[Start of Dataset extract]
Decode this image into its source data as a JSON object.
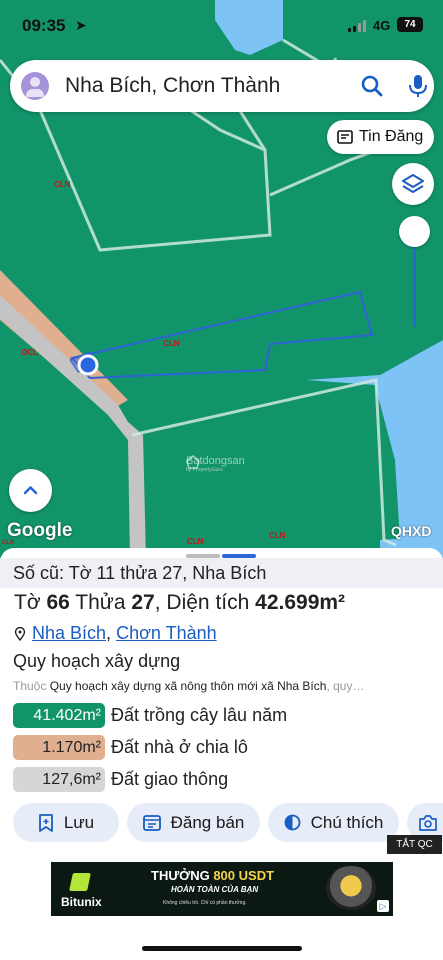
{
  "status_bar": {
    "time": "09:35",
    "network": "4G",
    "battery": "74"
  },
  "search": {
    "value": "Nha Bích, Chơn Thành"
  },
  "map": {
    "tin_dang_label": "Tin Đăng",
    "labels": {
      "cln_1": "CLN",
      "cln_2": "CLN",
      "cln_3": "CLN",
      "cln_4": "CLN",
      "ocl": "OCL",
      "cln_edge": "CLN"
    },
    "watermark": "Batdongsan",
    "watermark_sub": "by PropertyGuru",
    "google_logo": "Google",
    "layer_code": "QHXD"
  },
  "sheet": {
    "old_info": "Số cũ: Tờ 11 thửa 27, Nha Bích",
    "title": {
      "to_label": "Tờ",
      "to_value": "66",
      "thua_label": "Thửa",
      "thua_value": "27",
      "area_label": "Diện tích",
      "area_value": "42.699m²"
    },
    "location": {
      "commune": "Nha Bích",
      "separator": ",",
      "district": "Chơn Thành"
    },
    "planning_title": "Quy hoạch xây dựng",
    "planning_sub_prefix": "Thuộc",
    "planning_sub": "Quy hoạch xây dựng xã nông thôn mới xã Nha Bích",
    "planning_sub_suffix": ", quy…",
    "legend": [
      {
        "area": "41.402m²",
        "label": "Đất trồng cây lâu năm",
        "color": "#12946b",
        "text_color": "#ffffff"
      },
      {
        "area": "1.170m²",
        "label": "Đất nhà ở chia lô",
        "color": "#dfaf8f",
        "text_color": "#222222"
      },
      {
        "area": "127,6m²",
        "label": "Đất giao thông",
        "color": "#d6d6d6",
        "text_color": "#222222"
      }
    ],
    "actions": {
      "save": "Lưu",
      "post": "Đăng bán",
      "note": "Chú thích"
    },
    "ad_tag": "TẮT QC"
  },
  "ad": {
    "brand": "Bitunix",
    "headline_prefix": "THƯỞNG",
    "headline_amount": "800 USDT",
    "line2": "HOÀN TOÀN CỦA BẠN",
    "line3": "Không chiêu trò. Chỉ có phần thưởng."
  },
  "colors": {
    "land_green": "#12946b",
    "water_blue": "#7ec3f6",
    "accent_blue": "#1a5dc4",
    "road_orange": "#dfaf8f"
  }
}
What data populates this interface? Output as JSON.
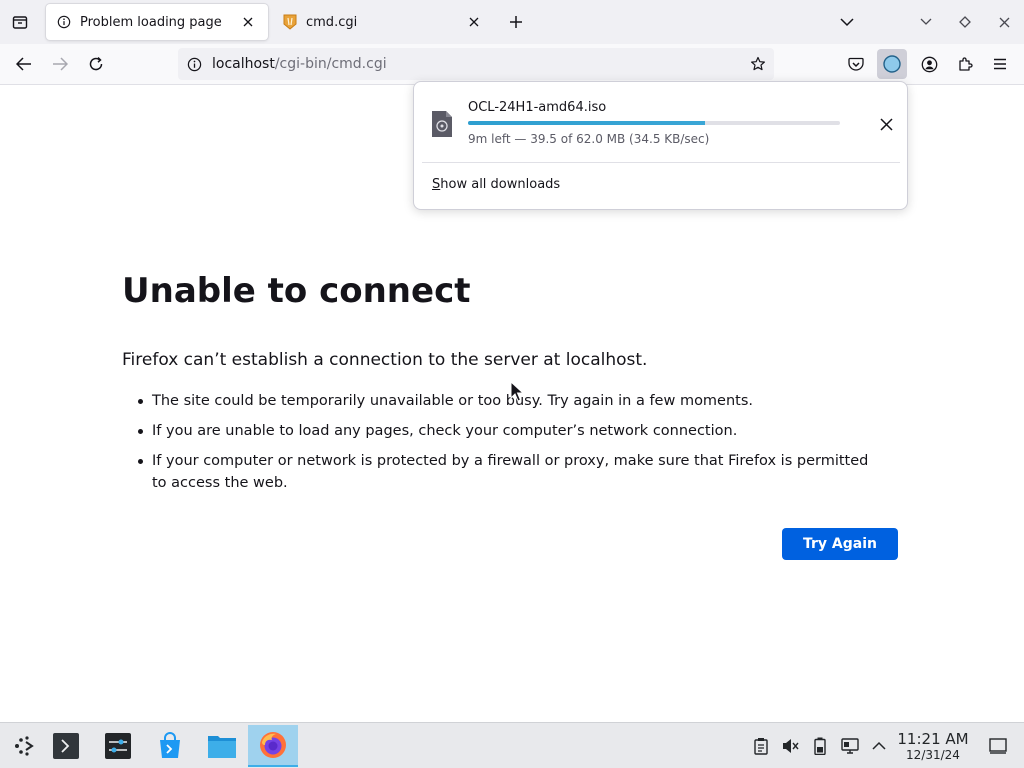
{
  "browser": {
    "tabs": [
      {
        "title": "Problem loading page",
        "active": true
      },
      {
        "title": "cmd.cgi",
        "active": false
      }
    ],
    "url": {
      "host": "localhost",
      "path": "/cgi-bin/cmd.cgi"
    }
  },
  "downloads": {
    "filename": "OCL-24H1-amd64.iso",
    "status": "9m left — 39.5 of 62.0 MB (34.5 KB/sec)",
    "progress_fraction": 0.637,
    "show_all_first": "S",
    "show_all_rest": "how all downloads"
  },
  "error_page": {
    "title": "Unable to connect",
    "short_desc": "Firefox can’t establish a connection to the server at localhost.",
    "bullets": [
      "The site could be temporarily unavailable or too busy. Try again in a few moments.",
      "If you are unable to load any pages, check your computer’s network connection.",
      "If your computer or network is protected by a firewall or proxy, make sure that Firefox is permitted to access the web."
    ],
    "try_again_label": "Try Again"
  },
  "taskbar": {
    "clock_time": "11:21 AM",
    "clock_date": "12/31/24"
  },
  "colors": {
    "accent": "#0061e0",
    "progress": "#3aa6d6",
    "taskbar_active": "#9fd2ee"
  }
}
[End of Dataset extract]
__Short exercise__
Count every line of the records that holds "downloads". State the number, nothing else.

__Solved problem__
2